Your task is to extract every entry that follows word for word while excluding the pictures.

Collection entries
** begin **

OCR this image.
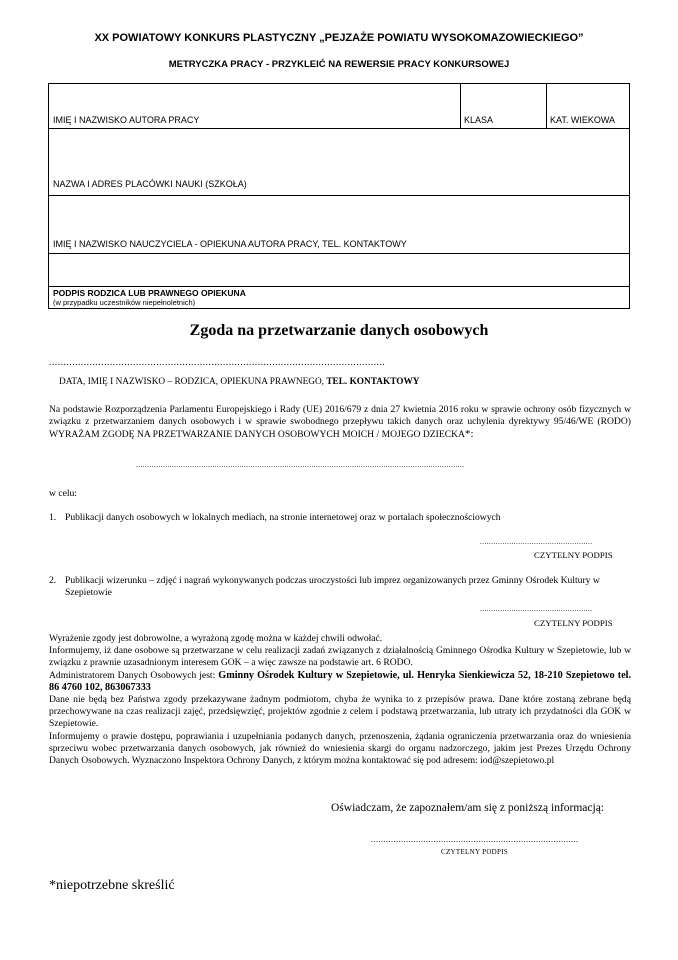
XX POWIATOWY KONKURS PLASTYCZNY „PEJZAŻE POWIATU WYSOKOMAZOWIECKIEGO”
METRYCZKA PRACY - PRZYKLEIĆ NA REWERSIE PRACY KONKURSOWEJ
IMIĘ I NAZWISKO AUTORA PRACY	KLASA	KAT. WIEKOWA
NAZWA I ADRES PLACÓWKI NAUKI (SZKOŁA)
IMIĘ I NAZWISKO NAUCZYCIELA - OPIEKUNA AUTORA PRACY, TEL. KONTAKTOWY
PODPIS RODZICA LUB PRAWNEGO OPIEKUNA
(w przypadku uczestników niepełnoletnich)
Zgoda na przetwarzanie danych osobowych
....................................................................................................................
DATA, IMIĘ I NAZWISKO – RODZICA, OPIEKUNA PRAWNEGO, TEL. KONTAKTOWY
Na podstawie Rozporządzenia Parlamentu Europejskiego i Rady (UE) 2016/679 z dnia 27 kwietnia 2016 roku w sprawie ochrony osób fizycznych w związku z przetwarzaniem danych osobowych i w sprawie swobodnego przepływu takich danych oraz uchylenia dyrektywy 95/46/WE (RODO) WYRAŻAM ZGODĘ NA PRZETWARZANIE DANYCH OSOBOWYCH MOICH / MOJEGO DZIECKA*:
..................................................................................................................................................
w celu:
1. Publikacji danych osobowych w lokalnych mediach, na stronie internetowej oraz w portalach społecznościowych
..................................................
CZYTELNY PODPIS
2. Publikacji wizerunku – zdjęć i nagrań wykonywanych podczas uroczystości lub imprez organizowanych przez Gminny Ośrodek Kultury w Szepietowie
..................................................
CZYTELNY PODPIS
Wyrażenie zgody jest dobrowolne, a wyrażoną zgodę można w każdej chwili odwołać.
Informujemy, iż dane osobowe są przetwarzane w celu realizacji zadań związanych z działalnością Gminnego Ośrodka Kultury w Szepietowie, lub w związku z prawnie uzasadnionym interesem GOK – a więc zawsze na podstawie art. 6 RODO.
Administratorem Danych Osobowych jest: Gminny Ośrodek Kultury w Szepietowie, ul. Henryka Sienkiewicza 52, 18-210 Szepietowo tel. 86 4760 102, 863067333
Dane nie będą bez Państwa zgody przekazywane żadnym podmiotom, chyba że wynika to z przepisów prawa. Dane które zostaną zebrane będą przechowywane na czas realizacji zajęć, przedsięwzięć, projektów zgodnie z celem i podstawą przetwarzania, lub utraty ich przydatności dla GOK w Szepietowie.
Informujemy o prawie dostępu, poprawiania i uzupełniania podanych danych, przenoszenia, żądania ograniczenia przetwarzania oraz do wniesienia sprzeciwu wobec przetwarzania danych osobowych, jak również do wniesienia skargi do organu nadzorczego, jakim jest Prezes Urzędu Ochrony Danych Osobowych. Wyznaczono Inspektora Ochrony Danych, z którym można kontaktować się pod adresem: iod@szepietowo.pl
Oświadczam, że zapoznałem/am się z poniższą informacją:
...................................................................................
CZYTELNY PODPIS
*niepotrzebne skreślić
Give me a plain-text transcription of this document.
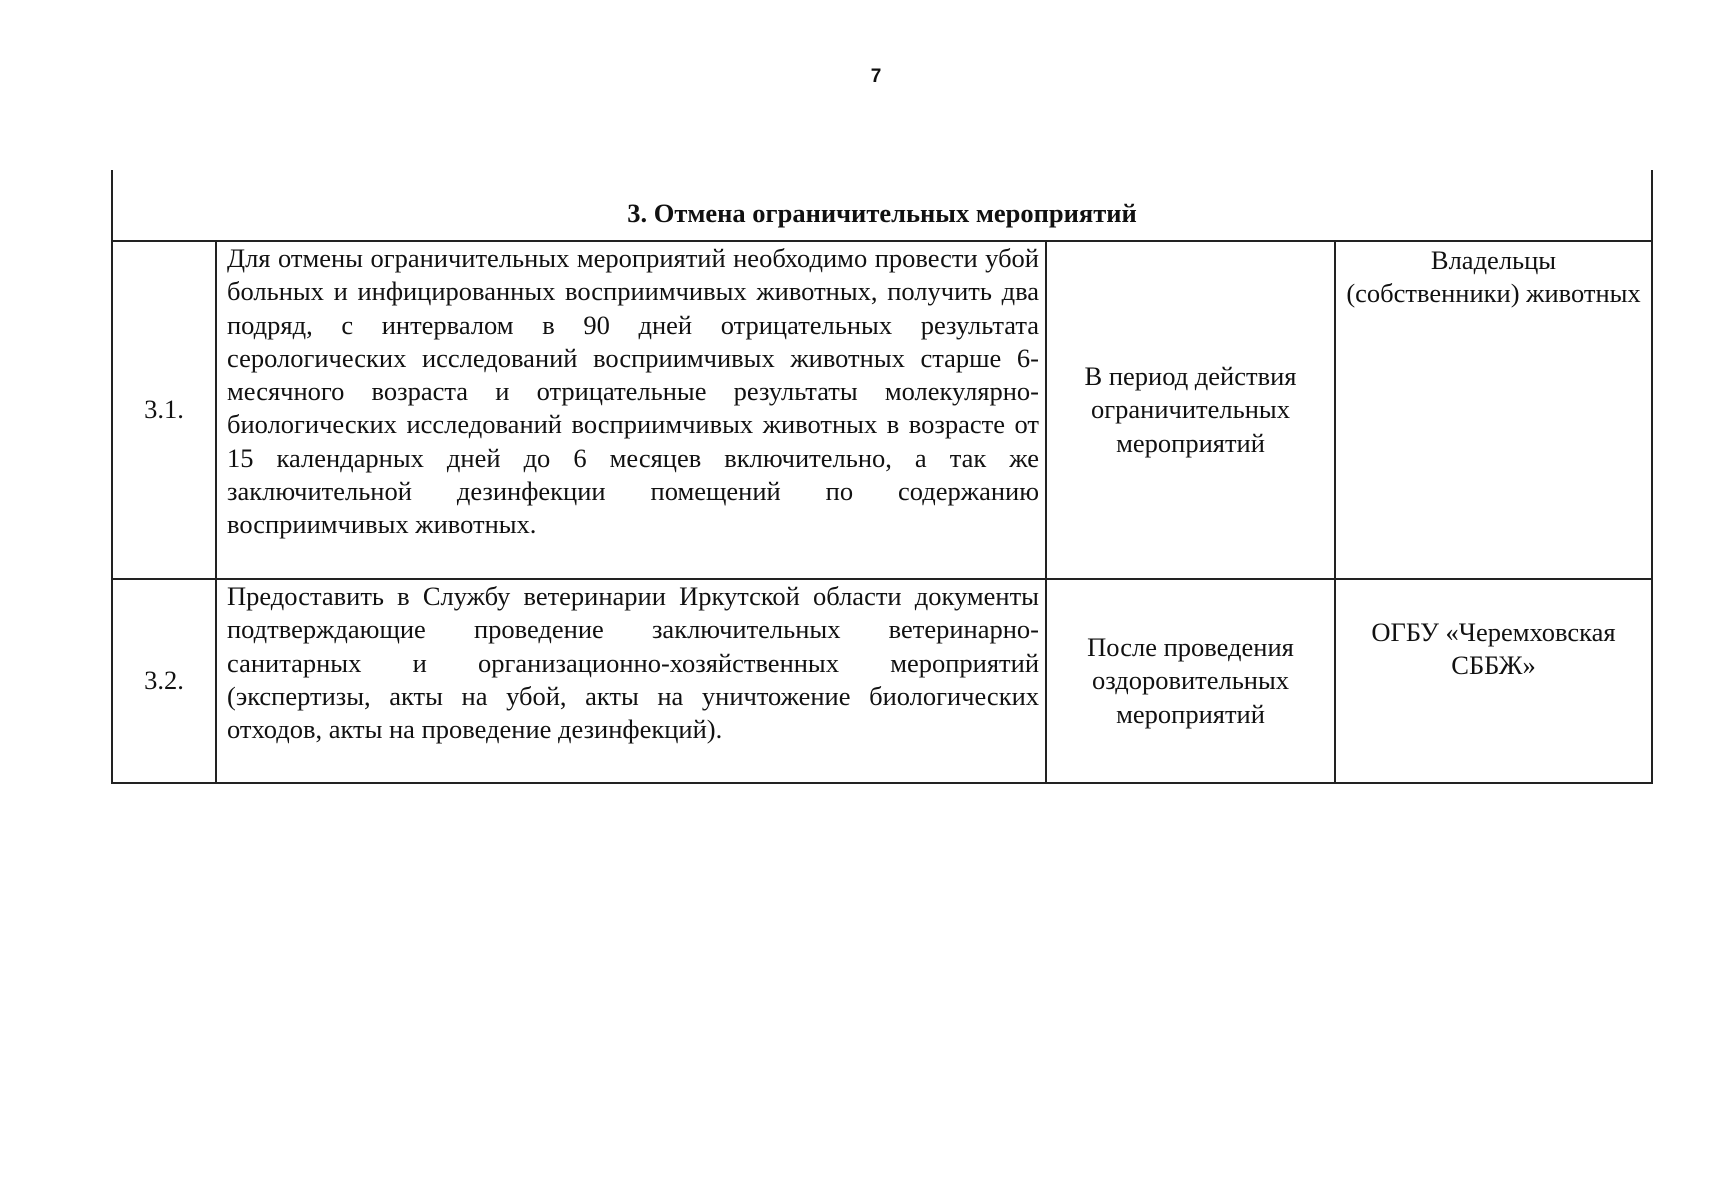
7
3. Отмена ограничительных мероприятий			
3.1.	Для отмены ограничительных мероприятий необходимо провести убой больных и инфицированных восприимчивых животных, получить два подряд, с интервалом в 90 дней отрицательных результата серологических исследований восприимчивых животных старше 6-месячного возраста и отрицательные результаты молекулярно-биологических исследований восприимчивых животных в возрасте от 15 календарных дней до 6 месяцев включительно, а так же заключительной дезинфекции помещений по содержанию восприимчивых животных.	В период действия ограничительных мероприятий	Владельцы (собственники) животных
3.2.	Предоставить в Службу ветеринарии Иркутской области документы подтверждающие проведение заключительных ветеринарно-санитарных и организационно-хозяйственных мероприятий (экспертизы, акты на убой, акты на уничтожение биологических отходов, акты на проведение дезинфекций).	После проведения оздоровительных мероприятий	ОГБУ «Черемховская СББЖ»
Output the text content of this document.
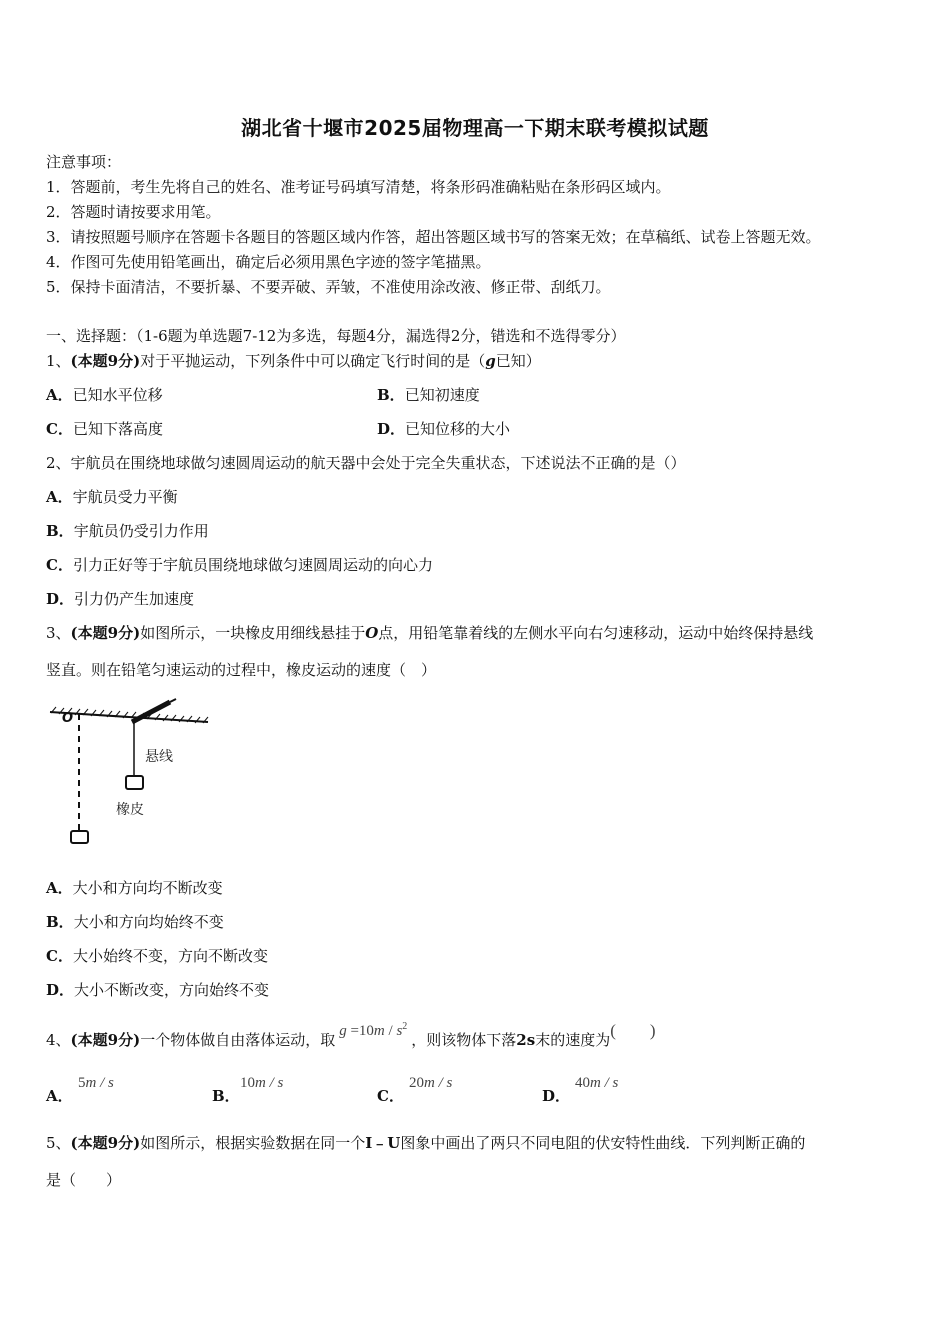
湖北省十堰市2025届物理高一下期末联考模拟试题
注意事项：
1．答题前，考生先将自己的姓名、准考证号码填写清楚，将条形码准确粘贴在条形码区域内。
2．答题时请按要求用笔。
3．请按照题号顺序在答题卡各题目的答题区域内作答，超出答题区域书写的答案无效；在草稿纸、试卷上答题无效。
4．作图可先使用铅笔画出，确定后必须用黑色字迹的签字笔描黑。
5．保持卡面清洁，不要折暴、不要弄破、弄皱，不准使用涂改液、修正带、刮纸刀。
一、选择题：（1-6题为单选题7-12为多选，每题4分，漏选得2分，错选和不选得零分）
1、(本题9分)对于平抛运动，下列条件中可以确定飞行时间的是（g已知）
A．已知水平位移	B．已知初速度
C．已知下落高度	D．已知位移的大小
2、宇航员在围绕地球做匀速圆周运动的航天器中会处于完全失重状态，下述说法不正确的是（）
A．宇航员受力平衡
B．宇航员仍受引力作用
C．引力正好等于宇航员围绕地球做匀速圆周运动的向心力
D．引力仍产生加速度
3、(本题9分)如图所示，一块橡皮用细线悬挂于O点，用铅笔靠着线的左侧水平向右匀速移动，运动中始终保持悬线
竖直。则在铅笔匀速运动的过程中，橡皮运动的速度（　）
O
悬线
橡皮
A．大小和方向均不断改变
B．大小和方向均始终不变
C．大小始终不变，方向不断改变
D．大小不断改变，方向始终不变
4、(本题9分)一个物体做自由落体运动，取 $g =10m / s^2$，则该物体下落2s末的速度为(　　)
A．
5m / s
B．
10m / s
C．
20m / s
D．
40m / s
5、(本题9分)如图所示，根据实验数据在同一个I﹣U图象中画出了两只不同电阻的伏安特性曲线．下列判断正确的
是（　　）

** end **

THE RESPONSE
OCR this image.
XX POWIATOWY KONKURS PLASTYCZNY „PEJZAŻE POWIATU WYSOKOMAZOWIECKIEGO”
METRYCZKA PRACY - PRZYKLEIĆ NA REWERSIE PRACY KONKURSOWEJ
IMIĘ I NAZWISKO AUTORA PRACY	KLASA	KAT. WIEKOWA
NAZWA I ADRES PLACÓWKI NAUKI (SZKOŁA)
IMIĘ I NAZWISKO NAUCZYCIELA - OPIEKUNA AUTORA PRACY, TEL. KONTAKTOWY
PODPIS RODZICA LUB PRAWNEGO OPIEKUNA
(w przypadku uczestników niepełnoletnich)
Zgoda na przetwarzanie danych osobowych
....................................................................................................................
DATA, IMIĘ I NAZWISKO – RODZICA, OPIEKUNA PRAWNEGO, TEL. KONTAKTOWY
Na podstawie Rozporządzenia Parlamentu Europejskiego i Rady (UE) 2016/679 z dnia 27 kwietnia 2016 roku w sprawie ochrony osób fizycznych w związku z przetwarzaniem danych osobowych i w sprawie swobodnego przepływu takich danych oraz uchylenia dyrektywy 95/46/WE (RODO) WYRAŻAM ZGODĘ NA PRZETWARZANIE DANYCH OSOBOWYCH MOICH / MOJEGO DZIECKA*:
..................................................................................................................................................
w celu:
1. Publikacji danych osobowych w lokalnych mediach, na stronie internetowej oraz w portalach społecznościowych
..................................................
CZYTELNY PODPIS
2. Publikacji wizerunku – zdjęć i nagrań wykonywanych podczas uroczystości lub imprez organizowanych przez Gminny Ośrodek Kultury w Szepietowie
..................................................
CZYTELNY PODPIS
Wyrażenie zgody jest dobrowolne, a wyrażoną zgodę można w każdej chwili odwołać.
Informujemy, iż dane osobowe są przetwarzane w celu realizacji zadań związanych z działalnością Gminnego Ośrodka Kultury w Szepietowie, lub w związku z prawnie uzasadnionym interesem GOK – a więc zawsze na podstawie art. 6 RODO.
Administratorem Danych Osobowych jest: Gminny Ośrodek Kultury w Szepietowie, ul. Henryka Sienkiewicza 52, 18-210 Szepietowo tel. 86 4760 102, 863067333
Dane nie będą bez Państwa zgody przekazywane żadnym podmiotom, chyba że wynika to z przepisów prawa. Dane które zostaną zebrane będą przechowywane na czas realizacji zajęć, przedsięwzięć, projektów zgodnie z celem i podstawą przetwarzania, lub utraty ich przydatności dla GOK w Szepietowie.
Informujemy o prawie dostępu, poprawiania i uzupełniania podanych danych, przenoszenia, żądania ograniczenia przetwarzania oraz do wniesienia sprzeciwu wobec przetwarzania danych osobowych, jak również do wniesienia skargi do organu nadzorczego, jakim jest Prezes Urzędu Ochrony Danych Osobowych. Wyznaczono Inspektora Ochrony Danych, z którym można kontaktować się pod adresem: iod@szepietowo.pl
Oświadczam, że zapoznałem/am się z poniższą informacją:
...................................................................................
CZYTELNY PODPIS
*niepotrzebne skreślić
Give me a plain-text transcription of this document.
7
3. Отмена ограничительных мероприятий			
3.1.	Для отмены ограничительных мероприятий необходимо провести убой больных и инфицированных восприимчивых животных, получить два подряд, с интервалом в 90 дней отрицательных результата серологических исследований восприимчивых животных старше 6-месячного возраста и отрицательные результаты молекулярно-биологических исследований восприимчивых животных в возрасте от 15 календарных дней до 6 месяцев включительно, а так же заключительной дезинфекции помещений по содержанию восприимчивых животных.	В период действия ограничительных мероприятий	Владельцы (собственники) животных
3.2.	Предоставить в Службу ветеринарии Иркутской области документы подтверждающие проведение заключительных ветеринарно-санитарных и организационно-хозяйственных мероприятий (экспертизы, акты на убой, акты на уничтожение биологических отходов, акты на проведение дезинфекций).	После проведения оздоровительных мероприятий	ОГБУ «Черемховская СББЖ»
Output the text content of this document.
湖北省十堰市2025届物理高一下期末联考模拟试题
注意事项：
1．答题前，考生先将自己的姓名、准考证号码填写清楚，将条形码准确粘贴在条形码区域内。
2．答题时请按要求用笔。
3．请按照题号顺序在答题卡各题目的答题区域内作答，超出答题区域书写的答案无效；在草稿纸、试卷上答题无效。
4．作图可先使用铅笔画出，确定后必须用黑色字迹的签字笔描黑。
5．保持卡面清洁，不要折暴、不要弄破、弄皱，不准使用涂改液、修正带、刮纸刀。
一、选择题：（1-6题为单选题7-12为多选，每题4分，漏选得2分，错选和不选得零分）
1、(本题9分)对于平抛运动，下列条件中可以确定飞行时间的是（g已知）
A．已知水平位移	B．已知初速度
C．已知下落高度	D．已知位移的大小
2、宇航员在围绕地球做匀速圆周运动的航天器中会处于完全失重状态，下述说法不正确的是（）
A．宇航员受力平衡
B．宇航员仍受引力作用
C．引力正好等于宇航员围绕地球做匀速圆周运动的向心力
D．引力仍产生加速度
3、(本题9分)如图所示，一块橡皮用细线悬挂于O点，用铅笔靠着线的左侧水平向右匀速移动，运动中始终保持悬线
竖直。则在铅笔匀速运动的过程中，橡皮运动的速度（　）
O
悬线
橡皮
A．大小和方向均不断改变
B．大小和方向均始终不变
C．大小始终不变，方向不断改变
D．大小不断改变，方向始终不变
4、(本题9分)一个物体做自由落体运动，取 $g =10m / s^2$，则该物体下落2s末的速度为(　　)
A．
5m / s
B．
10m / s
C．
20m / s
D．
40m / s
5、(本题9分)如图所示，根据实验数据在同一个I﹣U图象中画出了两只不同电阻的伏安特性曲线．下列判断正确的
是（　　）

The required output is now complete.